** Begin **
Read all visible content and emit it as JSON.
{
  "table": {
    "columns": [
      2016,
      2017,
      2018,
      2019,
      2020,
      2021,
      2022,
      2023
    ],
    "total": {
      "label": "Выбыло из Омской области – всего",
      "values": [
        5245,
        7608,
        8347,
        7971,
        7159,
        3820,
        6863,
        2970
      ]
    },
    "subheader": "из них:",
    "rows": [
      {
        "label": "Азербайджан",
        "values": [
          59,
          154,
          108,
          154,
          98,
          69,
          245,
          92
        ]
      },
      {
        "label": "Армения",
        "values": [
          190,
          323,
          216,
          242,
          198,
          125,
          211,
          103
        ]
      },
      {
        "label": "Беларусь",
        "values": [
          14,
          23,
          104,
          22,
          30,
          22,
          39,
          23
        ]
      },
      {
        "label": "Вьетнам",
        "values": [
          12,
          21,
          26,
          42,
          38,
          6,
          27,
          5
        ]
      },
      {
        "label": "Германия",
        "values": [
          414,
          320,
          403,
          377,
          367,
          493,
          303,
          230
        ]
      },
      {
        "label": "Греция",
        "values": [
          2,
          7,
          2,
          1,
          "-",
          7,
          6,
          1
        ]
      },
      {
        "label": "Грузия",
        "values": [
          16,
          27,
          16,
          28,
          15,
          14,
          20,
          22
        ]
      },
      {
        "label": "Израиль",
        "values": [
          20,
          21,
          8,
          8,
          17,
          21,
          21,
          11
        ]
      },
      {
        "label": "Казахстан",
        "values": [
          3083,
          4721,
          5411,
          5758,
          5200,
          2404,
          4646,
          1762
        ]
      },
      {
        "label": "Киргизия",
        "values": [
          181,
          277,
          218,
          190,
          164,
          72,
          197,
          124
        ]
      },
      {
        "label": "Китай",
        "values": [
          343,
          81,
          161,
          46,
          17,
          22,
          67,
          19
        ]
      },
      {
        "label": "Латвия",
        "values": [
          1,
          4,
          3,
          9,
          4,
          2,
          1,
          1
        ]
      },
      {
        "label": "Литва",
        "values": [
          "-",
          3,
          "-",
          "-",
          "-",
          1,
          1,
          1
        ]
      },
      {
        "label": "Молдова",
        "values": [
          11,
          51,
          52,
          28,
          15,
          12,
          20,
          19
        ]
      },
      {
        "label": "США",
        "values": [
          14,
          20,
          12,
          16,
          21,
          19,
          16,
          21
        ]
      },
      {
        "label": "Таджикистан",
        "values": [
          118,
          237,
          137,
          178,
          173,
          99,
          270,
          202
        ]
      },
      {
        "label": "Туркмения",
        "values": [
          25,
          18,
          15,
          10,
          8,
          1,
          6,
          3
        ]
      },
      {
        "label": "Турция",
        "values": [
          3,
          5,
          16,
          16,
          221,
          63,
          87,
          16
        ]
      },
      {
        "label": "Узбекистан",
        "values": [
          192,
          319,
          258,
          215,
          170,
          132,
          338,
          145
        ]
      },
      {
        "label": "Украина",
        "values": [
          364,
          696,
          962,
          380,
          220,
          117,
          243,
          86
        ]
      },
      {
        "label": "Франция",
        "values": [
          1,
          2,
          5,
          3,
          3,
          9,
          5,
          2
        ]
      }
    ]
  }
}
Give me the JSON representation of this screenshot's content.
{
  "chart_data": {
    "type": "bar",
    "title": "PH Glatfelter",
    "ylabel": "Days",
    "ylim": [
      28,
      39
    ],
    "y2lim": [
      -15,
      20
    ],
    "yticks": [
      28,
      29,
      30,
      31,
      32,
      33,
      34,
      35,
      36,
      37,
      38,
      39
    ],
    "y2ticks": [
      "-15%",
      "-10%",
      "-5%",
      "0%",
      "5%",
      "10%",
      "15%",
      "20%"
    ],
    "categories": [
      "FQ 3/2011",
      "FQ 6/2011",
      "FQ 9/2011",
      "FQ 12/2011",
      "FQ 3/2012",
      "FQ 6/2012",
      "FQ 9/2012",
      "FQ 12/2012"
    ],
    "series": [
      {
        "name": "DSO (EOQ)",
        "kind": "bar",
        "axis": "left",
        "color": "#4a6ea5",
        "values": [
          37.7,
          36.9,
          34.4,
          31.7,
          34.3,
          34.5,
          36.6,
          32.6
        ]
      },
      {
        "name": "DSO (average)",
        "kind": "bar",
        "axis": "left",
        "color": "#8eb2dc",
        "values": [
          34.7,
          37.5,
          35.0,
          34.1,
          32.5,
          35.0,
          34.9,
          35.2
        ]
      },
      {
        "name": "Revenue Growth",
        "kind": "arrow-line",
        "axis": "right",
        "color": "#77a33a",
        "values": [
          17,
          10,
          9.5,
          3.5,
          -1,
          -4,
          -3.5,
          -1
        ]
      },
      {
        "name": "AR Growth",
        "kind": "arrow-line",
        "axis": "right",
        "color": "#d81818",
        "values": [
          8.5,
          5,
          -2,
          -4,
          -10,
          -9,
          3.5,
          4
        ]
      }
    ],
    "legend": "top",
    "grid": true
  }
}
** End **
* _Exercise instructions_: Copy all lines of the listing above that contain the string "name".

* _The result_:
        "name": "DSO (EOQ)",
        "name": "DSO (average)",
        "name": "Revenue Growth",
        "name": "AR Growth",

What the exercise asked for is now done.